Write out the entire listing below exactly as it appears, minus any pictures.

Lines of data:
** begin **

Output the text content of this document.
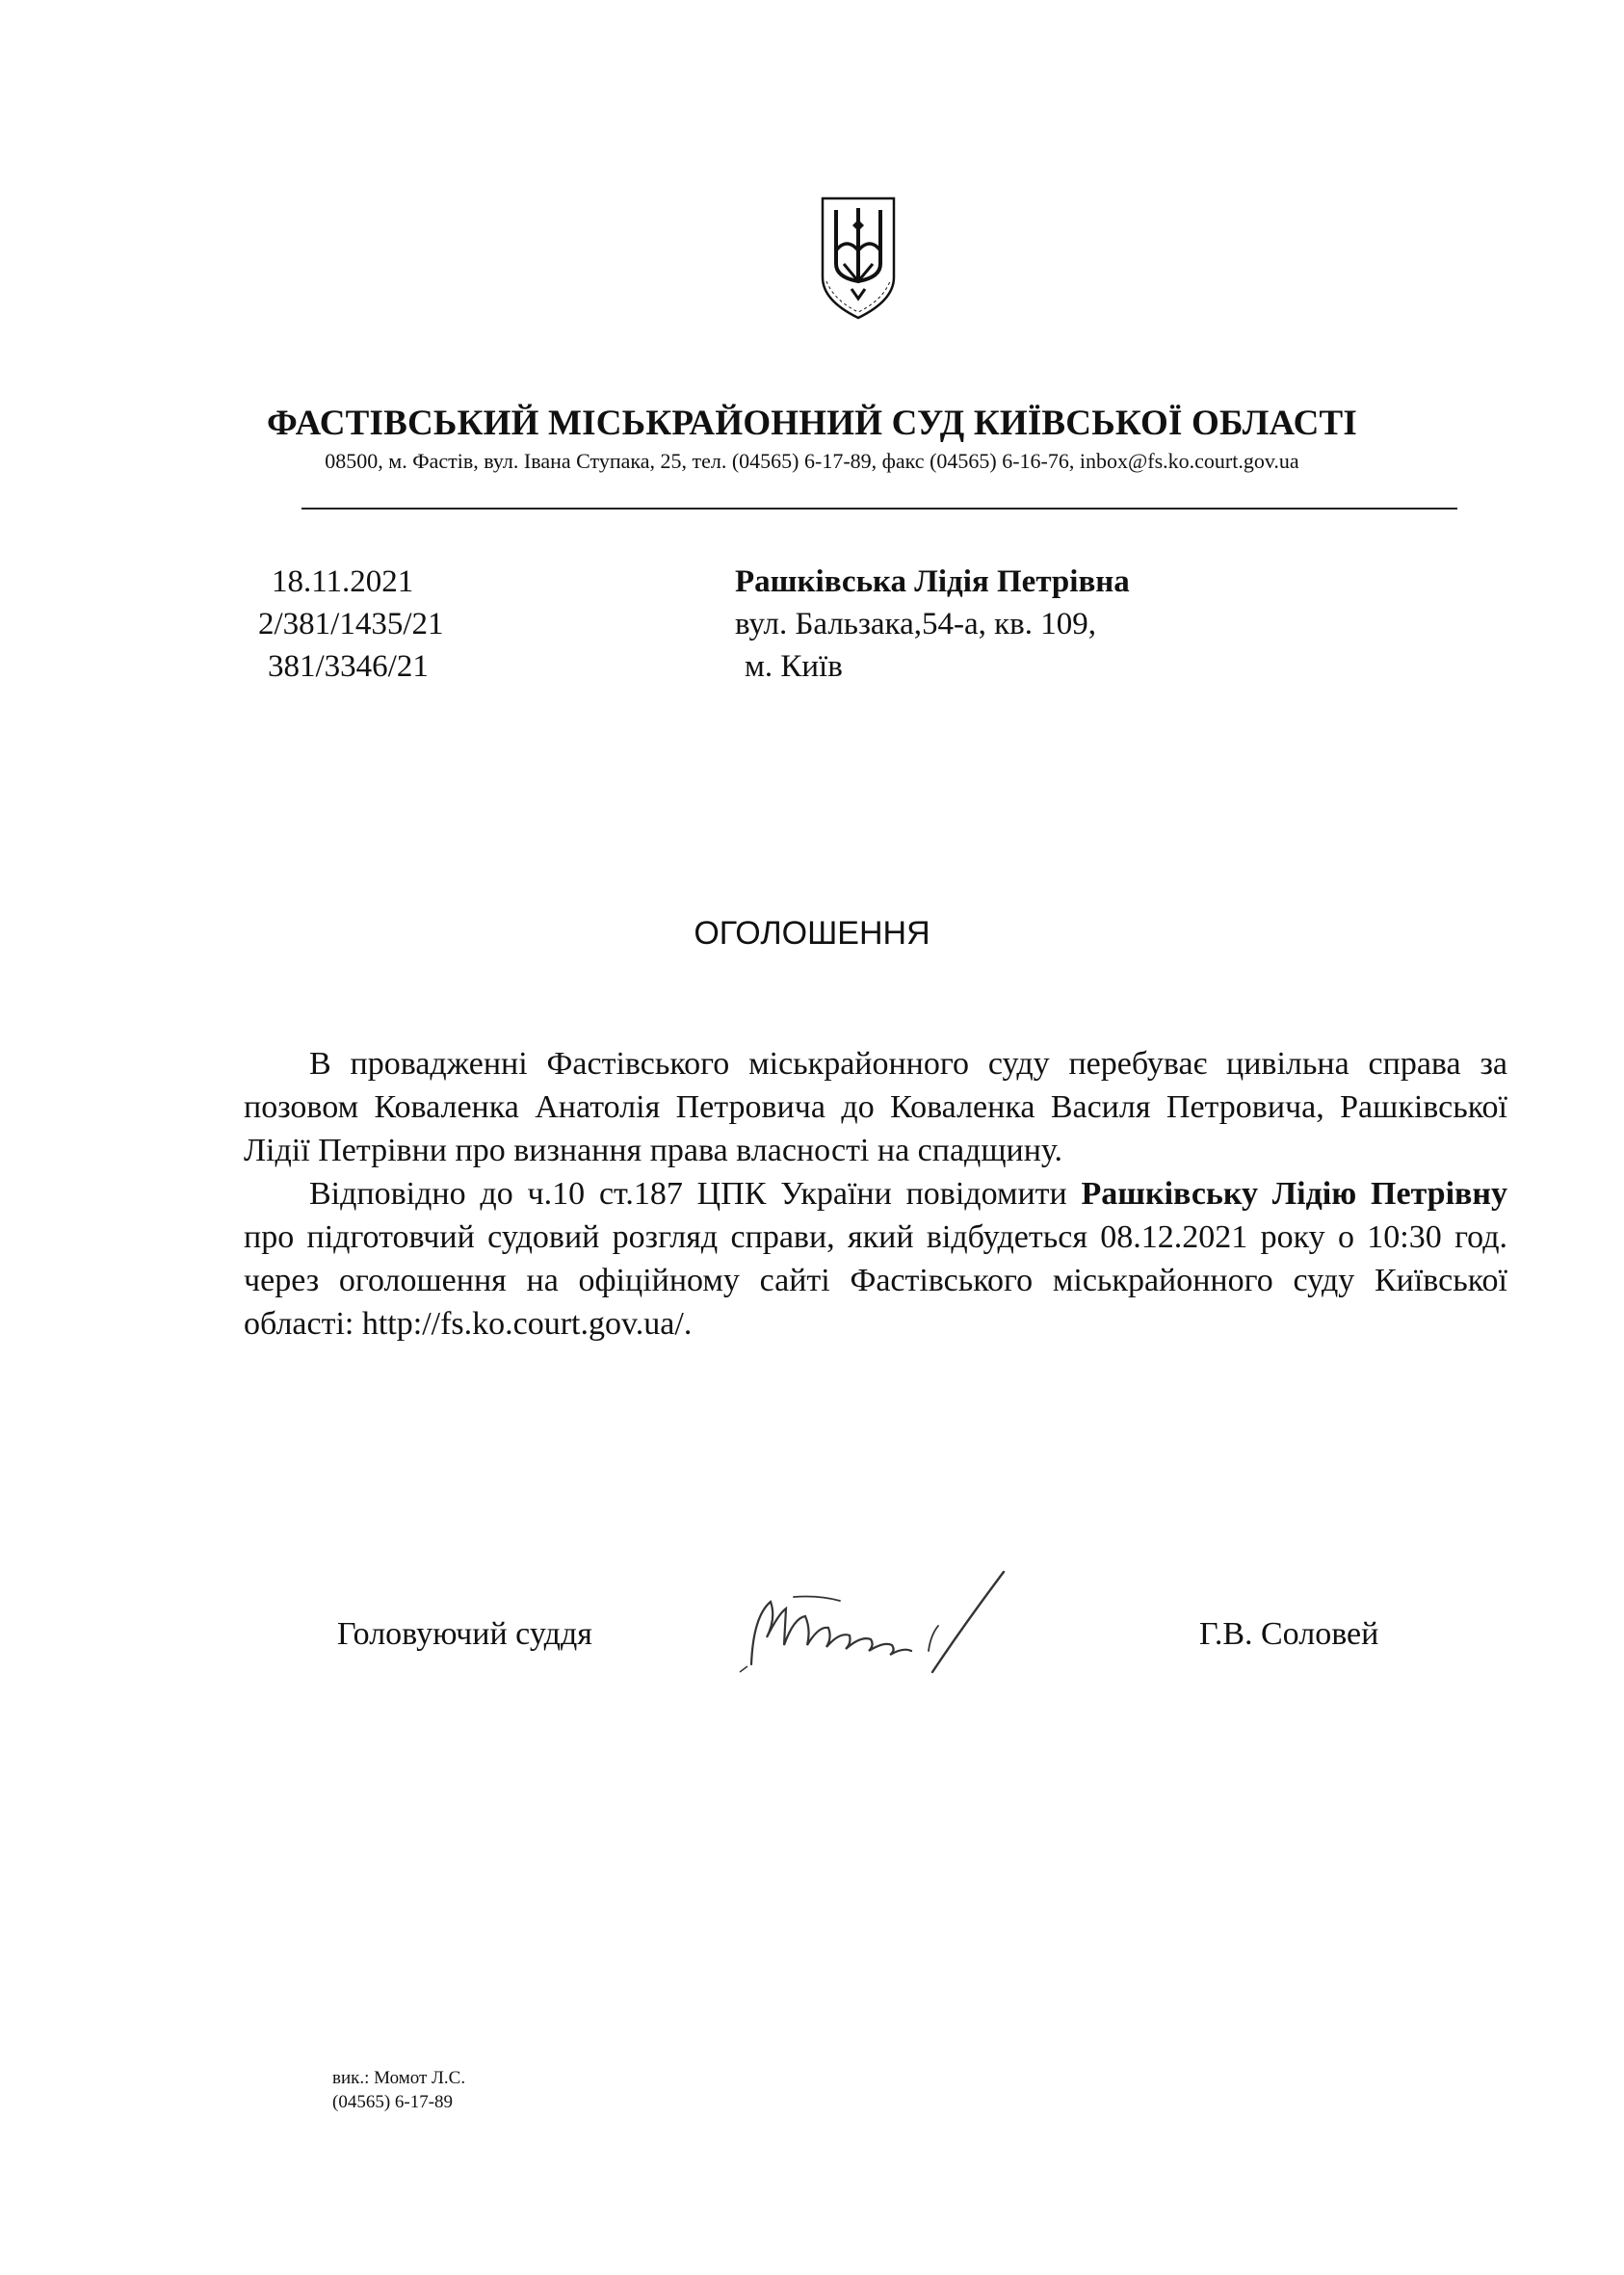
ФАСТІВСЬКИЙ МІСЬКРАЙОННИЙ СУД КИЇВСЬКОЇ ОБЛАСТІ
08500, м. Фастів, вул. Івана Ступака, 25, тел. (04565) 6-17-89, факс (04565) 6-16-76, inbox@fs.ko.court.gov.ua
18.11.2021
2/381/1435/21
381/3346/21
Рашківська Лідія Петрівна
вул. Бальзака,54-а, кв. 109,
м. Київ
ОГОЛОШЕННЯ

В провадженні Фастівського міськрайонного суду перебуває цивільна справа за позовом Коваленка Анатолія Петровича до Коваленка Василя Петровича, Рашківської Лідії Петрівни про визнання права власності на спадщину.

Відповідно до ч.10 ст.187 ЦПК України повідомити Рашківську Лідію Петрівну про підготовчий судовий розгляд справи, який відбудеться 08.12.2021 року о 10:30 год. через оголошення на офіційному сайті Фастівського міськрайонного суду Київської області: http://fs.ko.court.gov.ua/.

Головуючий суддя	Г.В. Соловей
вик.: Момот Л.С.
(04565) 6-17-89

** end **

§ TASK RESPONSE
Output the text content of this document.
ФАСТІВСЬКИЙ МІСЬКРАЙОННИЙ СУД КИЇВСЬКОЇ ОБЛАСТІ
08500, м. Фастів, вул. Івана Ступака, 25, тел. (04565) 6-17-89, факс (04565) 6-16-76, inbox@fs.ko.court.gov.ua
18.11.2021
2/381/1435/21
381/3346/21
Рашківська Лідія Петрівна
вул. Бальзака,54-а, кв. 109,
м. Київ
ОГОЛОШЕННЯ

В провадженні Фастівського міськрайонного суду перебуває цивільна справа за позовом Коваленка Анатолія Петровича до Коваленка Василя Петровича, Рашківської Лідії Петрівни про визнання права власності на спадщину.

Відповідно до ч.10 ст.187 ЦПК України повідомити Рашківську Лідію Петрівну про підготовчий судовий розгляд справи, який відбудеться 08.12.2021 року о 10:30 год. через оголошення на офіційному сайті Фастівського міськрайонного суду Київської області: http://fs.ko.court.gov.ua/.

Головуючий суддя	Г.В. Соловей
вик.: Момот Л.С.
(04565) 6-17-89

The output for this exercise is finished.